Available data:
◇ ◇ ◇ ◇

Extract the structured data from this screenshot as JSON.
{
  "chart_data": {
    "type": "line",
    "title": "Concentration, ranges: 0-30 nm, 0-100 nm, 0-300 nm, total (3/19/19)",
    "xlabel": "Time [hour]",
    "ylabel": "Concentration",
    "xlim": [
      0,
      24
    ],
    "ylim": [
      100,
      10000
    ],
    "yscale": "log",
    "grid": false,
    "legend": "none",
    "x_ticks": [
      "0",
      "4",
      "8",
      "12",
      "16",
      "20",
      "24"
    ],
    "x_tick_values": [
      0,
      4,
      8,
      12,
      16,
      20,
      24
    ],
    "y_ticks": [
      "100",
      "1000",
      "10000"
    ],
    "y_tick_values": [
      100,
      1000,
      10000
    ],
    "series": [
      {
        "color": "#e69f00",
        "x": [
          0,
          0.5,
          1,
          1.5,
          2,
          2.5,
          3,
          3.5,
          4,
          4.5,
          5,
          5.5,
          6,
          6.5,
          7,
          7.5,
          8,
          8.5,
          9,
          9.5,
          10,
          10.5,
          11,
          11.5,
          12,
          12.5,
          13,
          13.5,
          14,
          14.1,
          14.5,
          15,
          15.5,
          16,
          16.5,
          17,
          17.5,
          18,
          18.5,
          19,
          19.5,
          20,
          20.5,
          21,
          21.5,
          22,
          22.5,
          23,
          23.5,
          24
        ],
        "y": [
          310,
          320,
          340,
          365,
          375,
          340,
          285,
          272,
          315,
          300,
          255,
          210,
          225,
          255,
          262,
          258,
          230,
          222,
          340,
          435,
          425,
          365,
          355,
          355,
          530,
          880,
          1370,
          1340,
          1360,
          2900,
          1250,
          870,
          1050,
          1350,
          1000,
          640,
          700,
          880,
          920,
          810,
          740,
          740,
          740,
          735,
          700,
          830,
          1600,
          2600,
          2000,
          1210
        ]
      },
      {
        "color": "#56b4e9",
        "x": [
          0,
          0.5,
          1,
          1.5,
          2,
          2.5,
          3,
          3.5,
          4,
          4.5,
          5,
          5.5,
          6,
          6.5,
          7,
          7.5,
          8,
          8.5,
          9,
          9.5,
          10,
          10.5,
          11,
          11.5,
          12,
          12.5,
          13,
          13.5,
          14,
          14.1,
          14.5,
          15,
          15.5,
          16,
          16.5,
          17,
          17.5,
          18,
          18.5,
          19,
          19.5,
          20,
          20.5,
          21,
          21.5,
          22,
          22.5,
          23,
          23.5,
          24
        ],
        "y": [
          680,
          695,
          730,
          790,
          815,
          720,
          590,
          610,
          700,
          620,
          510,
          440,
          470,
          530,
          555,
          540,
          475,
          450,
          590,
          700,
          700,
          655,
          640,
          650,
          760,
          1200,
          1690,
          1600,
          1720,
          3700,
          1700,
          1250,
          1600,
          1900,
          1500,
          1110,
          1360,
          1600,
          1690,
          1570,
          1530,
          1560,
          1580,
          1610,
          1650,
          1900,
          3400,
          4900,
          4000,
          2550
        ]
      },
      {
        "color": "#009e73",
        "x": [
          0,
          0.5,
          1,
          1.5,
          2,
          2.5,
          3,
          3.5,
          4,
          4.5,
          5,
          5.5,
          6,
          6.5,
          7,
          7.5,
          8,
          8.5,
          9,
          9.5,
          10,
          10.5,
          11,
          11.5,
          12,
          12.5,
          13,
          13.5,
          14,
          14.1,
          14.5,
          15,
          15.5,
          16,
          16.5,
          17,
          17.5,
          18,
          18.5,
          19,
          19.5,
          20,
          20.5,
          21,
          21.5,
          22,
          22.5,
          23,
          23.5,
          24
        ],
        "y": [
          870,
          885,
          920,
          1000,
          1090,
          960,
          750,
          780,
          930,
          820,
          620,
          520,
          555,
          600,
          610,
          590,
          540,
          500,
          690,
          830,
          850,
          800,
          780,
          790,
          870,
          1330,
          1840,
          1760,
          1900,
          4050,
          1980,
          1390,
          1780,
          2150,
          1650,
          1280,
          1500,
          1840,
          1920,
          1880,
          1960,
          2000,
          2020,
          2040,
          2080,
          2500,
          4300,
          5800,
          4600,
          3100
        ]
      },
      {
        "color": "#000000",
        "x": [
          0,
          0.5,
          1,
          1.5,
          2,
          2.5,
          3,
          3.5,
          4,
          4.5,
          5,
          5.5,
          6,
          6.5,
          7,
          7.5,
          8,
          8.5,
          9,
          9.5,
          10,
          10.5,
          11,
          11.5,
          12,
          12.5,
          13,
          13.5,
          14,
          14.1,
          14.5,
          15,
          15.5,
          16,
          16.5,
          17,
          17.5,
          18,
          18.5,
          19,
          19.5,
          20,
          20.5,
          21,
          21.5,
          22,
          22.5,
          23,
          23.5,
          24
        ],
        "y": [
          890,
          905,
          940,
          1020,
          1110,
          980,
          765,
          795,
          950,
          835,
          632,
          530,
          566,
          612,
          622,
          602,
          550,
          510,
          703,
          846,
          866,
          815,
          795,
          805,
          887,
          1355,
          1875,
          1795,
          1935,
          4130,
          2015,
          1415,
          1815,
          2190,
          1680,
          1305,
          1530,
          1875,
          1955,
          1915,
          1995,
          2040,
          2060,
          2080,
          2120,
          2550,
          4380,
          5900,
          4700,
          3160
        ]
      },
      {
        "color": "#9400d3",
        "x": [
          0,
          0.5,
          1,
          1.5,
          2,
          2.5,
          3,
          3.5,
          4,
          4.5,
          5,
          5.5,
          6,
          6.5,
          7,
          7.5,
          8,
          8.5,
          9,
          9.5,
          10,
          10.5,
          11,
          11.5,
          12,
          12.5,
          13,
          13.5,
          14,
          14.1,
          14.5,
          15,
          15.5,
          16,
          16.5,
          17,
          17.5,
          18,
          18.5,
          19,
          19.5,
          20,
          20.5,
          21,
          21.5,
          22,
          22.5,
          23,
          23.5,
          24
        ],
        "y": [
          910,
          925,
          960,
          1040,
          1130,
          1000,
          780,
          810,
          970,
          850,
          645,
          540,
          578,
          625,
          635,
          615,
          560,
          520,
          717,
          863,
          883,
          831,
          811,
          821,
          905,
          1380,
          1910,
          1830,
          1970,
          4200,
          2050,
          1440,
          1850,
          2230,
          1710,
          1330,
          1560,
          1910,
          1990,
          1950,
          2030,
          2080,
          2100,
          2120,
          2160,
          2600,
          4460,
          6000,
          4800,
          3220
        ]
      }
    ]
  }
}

◇ ◇ ◇ ◇

Aim: Extract lines where the string "Concentration" occurs.

Output of the exercise:
    "title": "Concentration, ranges: 0-30 nm, 0-100 nm, 0-300 nm, total (3/19/19)",
    "ylabel": "Concentration",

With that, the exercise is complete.